> **AIM**:
Retype the data below without altering anything.

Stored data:
((

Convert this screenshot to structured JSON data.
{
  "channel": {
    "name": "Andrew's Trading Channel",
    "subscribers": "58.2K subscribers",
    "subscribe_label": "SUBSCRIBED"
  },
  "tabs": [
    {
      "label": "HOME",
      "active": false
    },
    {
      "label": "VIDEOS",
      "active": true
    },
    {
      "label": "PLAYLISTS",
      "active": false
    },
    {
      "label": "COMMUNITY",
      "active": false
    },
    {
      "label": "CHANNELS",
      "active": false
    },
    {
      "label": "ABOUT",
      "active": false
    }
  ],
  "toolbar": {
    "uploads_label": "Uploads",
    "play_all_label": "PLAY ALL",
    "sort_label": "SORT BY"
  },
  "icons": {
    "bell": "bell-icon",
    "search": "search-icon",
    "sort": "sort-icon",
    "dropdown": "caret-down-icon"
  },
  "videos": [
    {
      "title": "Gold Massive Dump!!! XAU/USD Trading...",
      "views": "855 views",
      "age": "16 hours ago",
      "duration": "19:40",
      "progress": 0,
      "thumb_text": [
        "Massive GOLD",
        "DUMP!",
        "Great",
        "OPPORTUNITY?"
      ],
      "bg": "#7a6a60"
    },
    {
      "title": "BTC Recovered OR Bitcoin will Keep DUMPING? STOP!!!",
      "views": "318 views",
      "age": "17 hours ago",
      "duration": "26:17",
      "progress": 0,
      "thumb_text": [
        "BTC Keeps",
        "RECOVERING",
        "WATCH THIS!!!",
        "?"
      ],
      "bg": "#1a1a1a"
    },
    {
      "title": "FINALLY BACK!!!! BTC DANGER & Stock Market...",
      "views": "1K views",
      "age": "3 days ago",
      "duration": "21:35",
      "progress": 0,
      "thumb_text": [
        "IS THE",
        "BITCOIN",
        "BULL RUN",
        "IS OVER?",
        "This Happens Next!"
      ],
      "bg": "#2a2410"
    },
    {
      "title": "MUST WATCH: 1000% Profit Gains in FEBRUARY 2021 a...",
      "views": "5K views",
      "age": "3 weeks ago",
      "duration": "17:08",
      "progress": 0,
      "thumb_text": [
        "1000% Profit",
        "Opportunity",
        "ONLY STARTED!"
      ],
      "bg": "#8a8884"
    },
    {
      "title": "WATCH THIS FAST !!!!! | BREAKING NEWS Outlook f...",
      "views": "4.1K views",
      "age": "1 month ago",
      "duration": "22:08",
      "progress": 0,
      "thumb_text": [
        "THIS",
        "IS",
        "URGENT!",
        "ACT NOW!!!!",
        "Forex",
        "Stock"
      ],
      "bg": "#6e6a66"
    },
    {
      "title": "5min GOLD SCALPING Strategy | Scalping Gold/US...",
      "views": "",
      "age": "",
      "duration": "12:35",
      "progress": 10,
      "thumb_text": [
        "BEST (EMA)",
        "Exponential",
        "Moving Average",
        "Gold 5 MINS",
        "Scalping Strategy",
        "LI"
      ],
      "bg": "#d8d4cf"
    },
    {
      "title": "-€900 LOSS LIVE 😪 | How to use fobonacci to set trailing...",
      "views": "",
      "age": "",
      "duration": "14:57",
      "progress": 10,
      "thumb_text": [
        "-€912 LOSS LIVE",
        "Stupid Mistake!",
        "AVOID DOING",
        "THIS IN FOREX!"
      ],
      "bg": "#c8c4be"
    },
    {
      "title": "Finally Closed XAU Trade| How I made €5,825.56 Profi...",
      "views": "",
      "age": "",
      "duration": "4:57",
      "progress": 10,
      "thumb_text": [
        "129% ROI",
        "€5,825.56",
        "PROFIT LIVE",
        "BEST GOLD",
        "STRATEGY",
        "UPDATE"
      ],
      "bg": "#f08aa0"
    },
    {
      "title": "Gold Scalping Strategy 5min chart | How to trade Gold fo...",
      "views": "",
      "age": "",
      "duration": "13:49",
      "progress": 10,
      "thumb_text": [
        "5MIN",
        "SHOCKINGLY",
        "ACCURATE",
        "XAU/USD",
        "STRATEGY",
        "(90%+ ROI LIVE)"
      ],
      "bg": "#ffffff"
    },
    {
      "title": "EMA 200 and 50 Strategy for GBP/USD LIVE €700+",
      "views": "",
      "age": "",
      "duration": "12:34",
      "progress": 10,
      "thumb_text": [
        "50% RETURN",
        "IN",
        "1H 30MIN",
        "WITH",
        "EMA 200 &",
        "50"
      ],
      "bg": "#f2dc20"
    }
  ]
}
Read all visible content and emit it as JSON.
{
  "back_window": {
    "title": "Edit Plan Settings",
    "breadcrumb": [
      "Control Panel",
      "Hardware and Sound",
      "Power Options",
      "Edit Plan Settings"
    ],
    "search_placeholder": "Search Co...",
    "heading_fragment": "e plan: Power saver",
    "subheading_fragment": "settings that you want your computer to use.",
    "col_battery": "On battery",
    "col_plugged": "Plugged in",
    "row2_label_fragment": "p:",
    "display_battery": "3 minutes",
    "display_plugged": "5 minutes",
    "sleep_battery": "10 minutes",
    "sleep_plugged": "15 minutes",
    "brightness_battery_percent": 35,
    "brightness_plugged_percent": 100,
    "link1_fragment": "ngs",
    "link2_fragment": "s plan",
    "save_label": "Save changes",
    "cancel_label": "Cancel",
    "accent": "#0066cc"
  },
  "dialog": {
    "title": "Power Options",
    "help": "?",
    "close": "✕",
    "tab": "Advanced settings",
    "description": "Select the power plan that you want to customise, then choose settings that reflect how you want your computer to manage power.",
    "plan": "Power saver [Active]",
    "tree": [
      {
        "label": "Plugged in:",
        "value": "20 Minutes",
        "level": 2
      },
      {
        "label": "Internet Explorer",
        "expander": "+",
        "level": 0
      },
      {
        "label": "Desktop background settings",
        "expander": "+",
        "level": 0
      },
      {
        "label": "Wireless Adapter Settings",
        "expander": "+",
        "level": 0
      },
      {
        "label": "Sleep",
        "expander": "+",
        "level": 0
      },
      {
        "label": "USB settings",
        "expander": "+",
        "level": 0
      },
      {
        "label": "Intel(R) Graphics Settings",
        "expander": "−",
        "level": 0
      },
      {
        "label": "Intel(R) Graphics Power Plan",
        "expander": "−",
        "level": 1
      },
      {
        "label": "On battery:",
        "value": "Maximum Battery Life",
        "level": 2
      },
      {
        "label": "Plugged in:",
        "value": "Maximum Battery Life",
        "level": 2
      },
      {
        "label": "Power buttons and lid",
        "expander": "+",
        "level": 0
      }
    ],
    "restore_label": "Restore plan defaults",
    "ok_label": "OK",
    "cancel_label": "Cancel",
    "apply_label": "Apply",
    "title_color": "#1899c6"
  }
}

))

> **OUTPUT OF THE TASK**:
Convert this screenshot to structured JSON data.
{
  "channel": {
    "name": "Andrew's Trading Channel",
    "subscribers": "58.2K subscribers",
    "subscribe_label": "SUBSCRIBED"
  },
  "tabs": [
    {
      "label": "HOME",
      "active": false
    },
    {
      "label": "VIDEOS",
      "active": true
    },
    {
      "label": "PLAYLISTS",
      "active": false
    },
    {
      "label": "COMMUNITY",
      "active": false
    },
    {
      "label": "CHANNELS",
      "active": false
    },
    {
      "label": "ABOUT",
      "active": false
    }
  ],
  "toolbar": {
    "uploads_label": "Uploads",
    "play_all_label": "PLAY ALL",
    "sort_label": "SORT BY"
  },
  "icons": {
    "bell": "bell-icon",
    "search": "search-icon",
    "sort": "sort-icon",
    "dropdown": "caret-down-icon"
  },
  "videos": [
    {
      "title": "Gold Massive Dump!!! XAU/USD Trading...",
      "views": "855 views",
      "age": "16 hours ago",
      "duration": "19:40",
      "progress": 0,
      "thumb_text": [
        "Massive GOLD",
        "DUMP!",
        "Great",
        "OPPORTUNITY?"
      ],
      "bg": "#7a6a60"
    },
    {
      "title": "BTC Recovered OR Bitcoin will Keep DUMPING? STOP!!!",
      "views": "318 views",
      "age": "17 hours ago",
      "duration": "26:17",
      "progress": 0,
      "thumb_text": [
        "BTC Keeps",
        "RECOVERING",
        "WATCH THIS!!!",
        "?"
      ],
      "bg": "#1a1a1a"
    },
    {
      "title": "FINALLY BACK!!!! BTC DANGER & Stock Market...",
      "views": "1K views",
      "age": "3 days ago",
      "duration": "21:35",
      "progress": 0,
      "thumb_text": [
        "IS THE",
        "BITCOIN",
        "BULL RUN",
        "IS OVER?",
        "This Happens Next!"
      ],
      "bg": "#2a2410"
    },
    {
      "title": "MUST WATCH: 1000% Profit Gains in FEBRUARY 2021 a...",
      "views": "5K views",
      "age": "3 weeks ago",
      "duration": "17:08",
      "progress": 0,
      "thumb_text": [
        "1000% Profit",
        "Opportunity",
        "ONLY STARTED!"
      ],
      "bg": "#8a8884"
    },
    {
      "title": "WATCH THIS FAST !!!!! | BREAKING NEWS Outlook f...",
      "views": "4.1K views",
      "age": "1 month ago",
      "duration": "22:08",
      "progress": 0,
      "thumb_text": [
        "THIS",
        "IS",
        "URGENT!",
        "ACT NOW!!!!",
        "Forex",
        "Stock"
      ],
      "bg": "#6e6a66"
    },
    {
      "title": "5min GOLD SCALPING Strategy | Scalping Gold/US...",
      "views": "",
      "age": "",
      "duration": "12:35",
      "progress": 10,
      "thumb_text": [
        "BEST (EMA)",
        "Exponential",
        "Moving Average",
        "Gold 5 MINS",
        "Scalping Strategy",
        "LI"
      ],
      "bg": "#d8d4cf"
    },
    {
      "title": "-€900 LOSS LIVE 😪 | How to use fobonacci to set trailing...",
      "views": "",
      "age": "",
      "duration": "14:57",
      "progress": 10,
      "thumb_text": [
        "-€912 LOSS LIVE",
        "Stupid Mistake!",
        "AVOID DOING",
        "THIS IN FOREX!"
      ],
      "bg": "#c8c4be"
    },
    {
      "title": "Finally Closed XAU Trade| How I made €5,825.56 Profi...",
      "views": "",
      "age": "",
      "duration": "4:57",
      "progress": 10,
      "thumb_text": [
        "129% ROI",
        "€5,825.56",
        "PROFIT LIVE",
        "BEST GOLD",
        "STRATEGY",
        "UPDATE"
      ],
      "bg": "#f08aa0"
    },
    {
      "title": "Gold Scalping Strategy 5min chart | How to trade Gold fo...",
      "views": "",
      "age": "",
      "duration": "13:49",
      "progress": 10,
      "thumb_text": [
        "5MIN",
        "SHOCKINGLY",
        "ACCURATE",
        "XAU/USD",
        "STRATEGY",
        "(90%+ ROI LIVE)"
      ],
      "bg": "#ffffff"
    },
    {
      "title": "EMA 200 and 50 Strategy for GBP/USD LIVE €700+",
      "views": "",
      "age": "",
      "duration": "12:34",
      "progress": 10,
      "thumb_text": [
        "50% RETURN",
        "IN",
        "1H 30MIN",
        "WITH",
        "EMA 200 &",
        "50"
      ],
      "bg": "#f2dc20"
    }
  ]
}
Read all visible content and emit it as JSON.
{
  "back_window": {
    "title": "Edit Plan Settings",
    "breadcrumb": [
      "Control Panel",
      "Hardware and Sound",
      "Power Options",
      "Edit Plan Settings"
    ],
    "search_placeholder": "Search Co...",
    "heading_fragment": "e plan: Power saver",
    "subheading_fragment": "settings that you want your computer to use.",
    "col_battery": "On battery",
    "col_plugged": "Plugged in",
    "row2_label_fragment": "p:",
    "display_battery": "3 minutes",
    "display_plugged": "5 minutes",
    "sleep_battery": "10 minutes",
    "sleep_plugged": "15 minutes",
    "brightness_battery_percent": 35,
    "brightness_plugged_percent": 100,
    "link1_fragment": "ngs",
    "link2_fragment": "s plan",
    "save_label": "Save changes",
    "cancel_label": "Cancel",
    "accent": "#0066cc"
  },
  "dialog": {
    "title": "Power Options",
    "help": "?",
    "close": "✕",
    "tab": "Advanced settings",
    "description": "Select the power plan that you want to customise, then choose settings that reflect how you want your computer to manage power.",
    "plan": "Power saver [Active]",
    "tree": [
      {
        "label": "Plugged in:",
        "value": "20 Minutes",
        "level": 2
      },
      {
        "label": "Internet Explorer",
        "expander": "+",
        "level": 0
      },
      {
        "label": "Desktop background settings",
        "expander": "+",
        "level": 0
      },
      {
        "label": "Wireless Adapter Settings",
        "expander": "+",
        "level": 0
      },
      {
        "label": "Sleep",
        "expander": "+",
        "level": 0
      },
      {
        "label": "USB settings",
        "expander": "+",
        "level": 0
      },
      {
        "label": "Intel(R) Graphics Settings",
        "expander": "−",
        "level": 0
      },
      {
        "label": "Intel(R) Graphics Power Plan",
        "expander": "−",
        "level": 1
      },
      {
        "label": "On battery:",
        "value": "Maximum Battery Life",
        "level": 2
      },
      {
        "label": "Plugged in:",
        "value": "Maximum Battery Life",
        "level": 2
      },
      {
        "label": "Power buttons and lid",
        "expander": "+",
        "level": 0
      }
    ],
    "restore_label": "Restore plan defaults",
    "ok_label": "OK",
    "cancel_label": "Cancel",
    "apply_label": "Apply",
    "title_color": "#1899c6"
  }
}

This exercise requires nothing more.